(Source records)
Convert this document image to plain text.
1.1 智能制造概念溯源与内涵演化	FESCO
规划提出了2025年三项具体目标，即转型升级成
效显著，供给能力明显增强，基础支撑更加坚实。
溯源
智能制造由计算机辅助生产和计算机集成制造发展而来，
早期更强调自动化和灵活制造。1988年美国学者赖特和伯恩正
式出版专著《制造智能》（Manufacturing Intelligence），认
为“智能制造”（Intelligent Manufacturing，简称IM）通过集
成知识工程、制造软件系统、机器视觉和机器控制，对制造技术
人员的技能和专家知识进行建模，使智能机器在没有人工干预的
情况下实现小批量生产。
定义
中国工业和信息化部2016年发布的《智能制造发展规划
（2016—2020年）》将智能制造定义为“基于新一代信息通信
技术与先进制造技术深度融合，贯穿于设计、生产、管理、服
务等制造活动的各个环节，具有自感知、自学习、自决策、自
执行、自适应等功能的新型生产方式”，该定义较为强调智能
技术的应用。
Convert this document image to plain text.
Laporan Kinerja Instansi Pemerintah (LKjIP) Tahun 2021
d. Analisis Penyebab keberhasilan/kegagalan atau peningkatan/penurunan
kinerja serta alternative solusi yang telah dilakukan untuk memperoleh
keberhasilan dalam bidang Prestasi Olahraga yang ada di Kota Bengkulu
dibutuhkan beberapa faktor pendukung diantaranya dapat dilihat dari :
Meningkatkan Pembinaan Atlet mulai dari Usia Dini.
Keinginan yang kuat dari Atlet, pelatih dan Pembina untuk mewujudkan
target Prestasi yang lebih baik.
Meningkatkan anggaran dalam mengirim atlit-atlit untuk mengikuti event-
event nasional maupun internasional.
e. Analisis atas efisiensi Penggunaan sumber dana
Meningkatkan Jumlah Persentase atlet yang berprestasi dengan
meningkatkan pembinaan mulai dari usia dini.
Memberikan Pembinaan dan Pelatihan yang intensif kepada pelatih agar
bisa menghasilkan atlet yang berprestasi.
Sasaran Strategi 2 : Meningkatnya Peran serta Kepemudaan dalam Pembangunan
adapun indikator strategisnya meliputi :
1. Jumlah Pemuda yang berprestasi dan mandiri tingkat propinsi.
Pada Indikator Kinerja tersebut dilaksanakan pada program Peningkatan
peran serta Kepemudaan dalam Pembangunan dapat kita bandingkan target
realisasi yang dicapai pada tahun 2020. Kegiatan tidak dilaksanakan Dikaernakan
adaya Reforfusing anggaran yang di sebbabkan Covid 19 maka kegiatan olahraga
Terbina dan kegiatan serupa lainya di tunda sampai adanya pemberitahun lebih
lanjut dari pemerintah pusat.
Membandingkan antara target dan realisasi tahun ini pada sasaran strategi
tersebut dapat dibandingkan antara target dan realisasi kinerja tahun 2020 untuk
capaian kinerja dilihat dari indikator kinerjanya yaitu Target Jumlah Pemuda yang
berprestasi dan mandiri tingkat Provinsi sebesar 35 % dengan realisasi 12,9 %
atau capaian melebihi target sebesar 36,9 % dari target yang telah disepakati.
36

→ **WHAT TO WORK ON**
Please quote every record above exactly as it appears.

→ **TASK OUTPUT**
Convert this document image to plain text.
1.1 智能制造概念溯源与内涵演化	FESCO
规划提出了2025年三项具体目标，即转型升级成
效显著，供给能力明显增强，基础支撑更加坚实。
溯源
智能制造由计算机辅助生产和计算机集成制造发展而来，
早期更强调自动化和灵活制造。1988年美国学者赖特和伯恩正
式出版专著《制造智能》（Manufacturing Intelligence），认
为“智能制造”（Intelligent Manufacturing，简称IM）通过集
成知识工程、制造软件系统、机器视觉和机器控制，对制造技术
人员的技能和专家知识进行建模，使智能机器在没有人工干预的
情况下实现小批量生产。
定义
中国工业和信息化部2016年发布的《智能制造发展规划
（2016—2020年）》将智能制造定义为“基于新一代信息通信
技术与先进制造技术深度融合，贯穿于设计、生产、管理、服
务等制造活动的各个环节，具有自感知、自学习、自决策、自
执行、自适应等功能的新型生产方式”，该定义较为强调智能
技术的应用。
Convert this document image to plain text.
Laporan Kinerja Instansi Pemerintah (LKjIP) Tahun 2021
d. Analisis Penyebab keberhasilan/kegagalan atau peningkatan/penurunan
kinerja serta alternative solusi yang telah dilakukan untuk memperoleh
keberhasilan dalam bidang Prestasi Olahraga yang ada di Kota Bengkulu
dibutuhkan beberapa faktor pendukung diantaranya dapat dilihat dari :
Meningkatkan Pembinaan Atlet mulai dari Usia Dini.
Keinginan yang kuat dari Atlet, pelatih dan Pembina untuk mewujudkan
target Prestasi yang lebih baik.
Meningkatkan anggaran dalam mengirim atlit-atlit untuk mengikuti event-
event nasional maupun internasional.
e. Analisis atas efisiensi Penggunaan sumber dana
Meningkatkan Jumlah Persentase atlet yang berprestasi dengan
meningkatkan pembinaan mulai dari usia dini.
Memberikan Pembinaan dan Pelatihan yang intensif kepada pelatih agar
bisa menghasilkan atlet yang berprestasi.
Sasaran Strategi 2 : Meningkatnya Peran serta Kepemudaan dalam Pembangunan
adapun indikator strategisnya meliputi :
1. Jumlah Pemuda yang berprestasi dan mandiri tingkat propinsi.
Pada Indikator Kinerja tersebut dilaksanakan pada program Peningkatan
peran serta Kepemudaan dalam Pembangunan dapat kita bandingkan target
realisasi yang dicapai pada tahun 2020. Kegiatan tidak dilaksanakan Dikaernakan
adaya Reforfusing anggaran yang di sebbabkan Covid 19 maka kegiatan olahraga
Terbina dan kegiatan serupa lainya di tunda sampai adanya pemberitahun lebih
lanjut dari pemerintah pusat.
Membandingkan antara target dan realisasi tahun ini pada sasaran strategi
tersebut dapat dibandingkan antara target dan realisasi kinerja tahun 2020 untuk
capaian kinerja dilihat dari indikator kinerjanya yaitu Target Jumlah Pemuda yang
berprestasi dan mandiri tingkat Provinsi sebesar 35 % dengan realisasi 12,9 %
atau capaian melebihi target sebesar 36,9 % dari target yang telah disepakati.
36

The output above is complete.